Written task: Where a line below holds the string "menos", copy that line.

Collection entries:
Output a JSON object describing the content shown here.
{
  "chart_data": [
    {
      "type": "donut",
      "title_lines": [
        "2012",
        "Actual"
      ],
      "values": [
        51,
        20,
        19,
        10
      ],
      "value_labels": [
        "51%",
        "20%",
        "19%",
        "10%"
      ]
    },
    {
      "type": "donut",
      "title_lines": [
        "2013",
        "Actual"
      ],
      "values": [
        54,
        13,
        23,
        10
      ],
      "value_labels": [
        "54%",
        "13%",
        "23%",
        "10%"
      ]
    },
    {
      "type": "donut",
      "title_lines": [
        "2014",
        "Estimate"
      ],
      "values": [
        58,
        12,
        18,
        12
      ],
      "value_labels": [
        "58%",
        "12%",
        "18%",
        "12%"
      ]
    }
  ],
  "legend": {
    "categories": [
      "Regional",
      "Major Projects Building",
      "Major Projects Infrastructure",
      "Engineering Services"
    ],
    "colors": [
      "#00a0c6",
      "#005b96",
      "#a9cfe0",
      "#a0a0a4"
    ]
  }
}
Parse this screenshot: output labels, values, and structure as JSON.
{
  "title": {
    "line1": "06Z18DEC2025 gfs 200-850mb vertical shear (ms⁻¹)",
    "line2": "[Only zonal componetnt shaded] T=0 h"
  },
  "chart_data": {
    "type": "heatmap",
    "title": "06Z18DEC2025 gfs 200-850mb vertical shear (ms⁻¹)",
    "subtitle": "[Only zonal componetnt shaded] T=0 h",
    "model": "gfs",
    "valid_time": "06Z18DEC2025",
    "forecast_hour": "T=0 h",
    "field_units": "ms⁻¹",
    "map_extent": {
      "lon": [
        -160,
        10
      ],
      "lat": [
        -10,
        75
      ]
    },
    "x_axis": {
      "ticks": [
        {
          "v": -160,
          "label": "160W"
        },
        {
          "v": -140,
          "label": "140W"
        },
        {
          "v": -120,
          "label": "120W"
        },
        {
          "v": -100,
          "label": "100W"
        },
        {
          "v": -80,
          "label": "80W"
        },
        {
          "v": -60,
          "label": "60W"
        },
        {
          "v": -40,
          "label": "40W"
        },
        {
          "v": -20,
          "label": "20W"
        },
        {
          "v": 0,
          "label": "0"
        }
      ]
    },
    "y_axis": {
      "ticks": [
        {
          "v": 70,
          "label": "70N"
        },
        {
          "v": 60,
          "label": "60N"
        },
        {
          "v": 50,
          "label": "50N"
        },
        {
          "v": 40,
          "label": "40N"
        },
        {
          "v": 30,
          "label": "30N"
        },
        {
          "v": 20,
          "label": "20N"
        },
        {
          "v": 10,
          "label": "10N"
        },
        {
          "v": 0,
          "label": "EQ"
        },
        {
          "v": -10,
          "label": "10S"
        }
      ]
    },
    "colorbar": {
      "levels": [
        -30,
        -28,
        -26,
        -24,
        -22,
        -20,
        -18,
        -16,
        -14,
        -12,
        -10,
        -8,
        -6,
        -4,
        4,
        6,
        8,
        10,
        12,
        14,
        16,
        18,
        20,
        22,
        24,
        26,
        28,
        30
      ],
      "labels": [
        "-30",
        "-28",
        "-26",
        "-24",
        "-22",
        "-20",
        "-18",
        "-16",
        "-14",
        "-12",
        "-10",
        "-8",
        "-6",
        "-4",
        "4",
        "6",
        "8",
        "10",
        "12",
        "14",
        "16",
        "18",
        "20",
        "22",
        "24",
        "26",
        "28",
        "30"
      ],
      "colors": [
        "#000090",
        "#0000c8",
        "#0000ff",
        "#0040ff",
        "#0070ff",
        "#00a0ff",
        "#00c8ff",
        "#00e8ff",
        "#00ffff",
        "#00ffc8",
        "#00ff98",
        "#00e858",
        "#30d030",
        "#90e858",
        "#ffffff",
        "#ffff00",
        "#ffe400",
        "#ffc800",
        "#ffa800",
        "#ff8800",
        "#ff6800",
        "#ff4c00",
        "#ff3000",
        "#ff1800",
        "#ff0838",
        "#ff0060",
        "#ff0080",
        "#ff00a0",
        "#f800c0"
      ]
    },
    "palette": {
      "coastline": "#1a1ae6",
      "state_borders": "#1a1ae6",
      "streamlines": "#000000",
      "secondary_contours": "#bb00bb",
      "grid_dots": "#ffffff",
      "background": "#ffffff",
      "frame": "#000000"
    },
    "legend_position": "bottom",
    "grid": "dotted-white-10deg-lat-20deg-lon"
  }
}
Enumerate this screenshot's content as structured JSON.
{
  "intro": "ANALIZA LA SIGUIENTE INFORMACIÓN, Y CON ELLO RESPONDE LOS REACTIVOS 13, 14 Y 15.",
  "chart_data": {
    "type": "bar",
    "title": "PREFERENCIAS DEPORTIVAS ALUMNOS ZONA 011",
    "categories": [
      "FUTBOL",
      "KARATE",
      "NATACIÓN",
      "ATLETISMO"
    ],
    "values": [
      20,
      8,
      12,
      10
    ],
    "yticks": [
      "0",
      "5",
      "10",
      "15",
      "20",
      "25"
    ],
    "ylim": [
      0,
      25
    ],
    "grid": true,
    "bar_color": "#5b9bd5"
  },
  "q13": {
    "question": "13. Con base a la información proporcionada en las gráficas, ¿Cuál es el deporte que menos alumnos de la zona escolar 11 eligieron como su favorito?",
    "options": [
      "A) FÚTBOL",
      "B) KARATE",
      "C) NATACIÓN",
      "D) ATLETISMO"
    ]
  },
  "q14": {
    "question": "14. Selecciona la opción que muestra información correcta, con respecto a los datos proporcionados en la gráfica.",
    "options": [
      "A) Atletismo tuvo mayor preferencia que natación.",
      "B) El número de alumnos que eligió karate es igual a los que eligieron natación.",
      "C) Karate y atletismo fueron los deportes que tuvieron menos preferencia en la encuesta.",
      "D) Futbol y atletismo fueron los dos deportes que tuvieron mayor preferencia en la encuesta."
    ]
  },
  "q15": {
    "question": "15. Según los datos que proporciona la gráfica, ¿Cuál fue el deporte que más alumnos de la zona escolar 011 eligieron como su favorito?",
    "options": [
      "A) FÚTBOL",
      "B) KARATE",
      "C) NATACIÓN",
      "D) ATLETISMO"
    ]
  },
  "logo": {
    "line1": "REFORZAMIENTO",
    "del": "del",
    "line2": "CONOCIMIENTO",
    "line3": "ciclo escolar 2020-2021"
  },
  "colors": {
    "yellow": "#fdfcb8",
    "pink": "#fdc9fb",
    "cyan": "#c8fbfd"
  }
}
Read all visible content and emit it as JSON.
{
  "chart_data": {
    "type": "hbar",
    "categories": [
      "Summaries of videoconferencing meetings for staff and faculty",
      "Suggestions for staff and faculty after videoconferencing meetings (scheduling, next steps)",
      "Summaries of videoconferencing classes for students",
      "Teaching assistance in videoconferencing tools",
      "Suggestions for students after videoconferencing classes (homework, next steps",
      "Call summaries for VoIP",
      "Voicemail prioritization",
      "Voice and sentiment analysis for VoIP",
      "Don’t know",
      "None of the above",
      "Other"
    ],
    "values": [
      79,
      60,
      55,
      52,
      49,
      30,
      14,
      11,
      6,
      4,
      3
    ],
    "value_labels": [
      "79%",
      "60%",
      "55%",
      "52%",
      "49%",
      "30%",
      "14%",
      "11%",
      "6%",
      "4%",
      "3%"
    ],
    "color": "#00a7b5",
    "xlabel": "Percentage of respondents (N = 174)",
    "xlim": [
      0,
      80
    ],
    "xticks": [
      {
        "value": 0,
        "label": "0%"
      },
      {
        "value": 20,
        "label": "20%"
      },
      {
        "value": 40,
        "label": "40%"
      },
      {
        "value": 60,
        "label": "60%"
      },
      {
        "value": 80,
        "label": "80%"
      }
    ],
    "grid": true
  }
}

Solution for this task:
    "question": "13. Con base a la información proporcionada en las gráficas, ¿Cuál es el deporte que menos alumnos de la zona escolar 11 eligieron como su favorito?",
      "C) Karate y atletismo fueron los deportes que tuvieron menos preferencia en la encuesta.",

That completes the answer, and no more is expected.